## What you will do
Return the listing below word for word.

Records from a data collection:
-- START --
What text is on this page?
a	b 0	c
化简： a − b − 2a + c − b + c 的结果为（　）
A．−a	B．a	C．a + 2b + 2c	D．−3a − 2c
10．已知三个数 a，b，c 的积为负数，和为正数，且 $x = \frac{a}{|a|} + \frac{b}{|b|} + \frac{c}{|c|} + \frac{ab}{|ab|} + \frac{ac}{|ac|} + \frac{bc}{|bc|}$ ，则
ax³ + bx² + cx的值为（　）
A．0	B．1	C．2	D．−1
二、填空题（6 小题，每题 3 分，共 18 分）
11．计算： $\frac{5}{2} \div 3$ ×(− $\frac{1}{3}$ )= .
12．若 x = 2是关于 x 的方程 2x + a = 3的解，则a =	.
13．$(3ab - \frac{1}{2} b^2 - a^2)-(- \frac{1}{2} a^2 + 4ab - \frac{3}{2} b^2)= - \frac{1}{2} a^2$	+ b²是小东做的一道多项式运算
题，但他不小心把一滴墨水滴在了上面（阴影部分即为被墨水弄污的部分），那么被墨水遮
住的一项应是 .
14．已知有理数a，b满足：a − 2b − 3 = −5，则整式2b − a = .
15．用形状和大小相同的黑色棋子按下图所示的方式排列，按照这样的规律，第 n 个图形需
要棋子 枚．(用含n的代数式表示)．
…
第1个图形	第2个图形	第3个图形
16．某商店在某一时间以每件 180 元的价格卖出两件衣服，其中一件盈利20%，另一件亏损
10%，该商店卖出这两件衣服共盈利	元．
-- END --
## Output
What text is on this page?
a	b 0	c
化简： a − b − 2a + c − b + c 的结果为（　）
A．−a	B．a	C．a + 2b + 2c	D．−3a − 2c
10．已知三个数 a，b，c 的积为负数，和为正数，且 $x = \frac{a}{|a|} + \frac{b}{|b|} + \frac{c}{|c|} + \frac{ab}{|ab|} + \frac{ac}{|ac|} + \frac{bc}{|bc|}$ ，则
ax³ + bx² + cx的值为（　）
A．0	B．1	C．2	D．−1
二、填空题（6 小题，每题 3 分，共 18 分）
11．计算： $\frac{5}{2} \div 3$ ×(− $\frac{1}{3}$ )= .
12．若 x = 2是关于 x 的方程 2x + a = 3的解，则a =	.
13．$(3ab - \frac{1}{2} b^2 - a^2)-(- \frac{1}{2} a^2 + 4ab - \frac{3}{2} b^2)= - \frac{1}{2} a^2$	+ b²是小东做的一道多项式运算
题，但他不小心把一滴墨水滴在了上面（阴影部分即为被墨水弄污的部分），那么被墨水遮
住的一项应是 .
14．已知有理数a，b满足：a − 2b − 3 = −5，则整式2b − a = .
15．用形状和大小相同的黑色棋子按下图所示的方式排列，按照这样的规律，第 n 个图形需
要棋子 枚．(用含n的代数式表示)．
…
第1个图形	第2个图形	第3个图形
16．某商店在某一时间以每件 180 元的价格卖出两件衣服，其中一件盈利20%，另一件亏损
10%，该商店卖出这两件衣服共盈利	元．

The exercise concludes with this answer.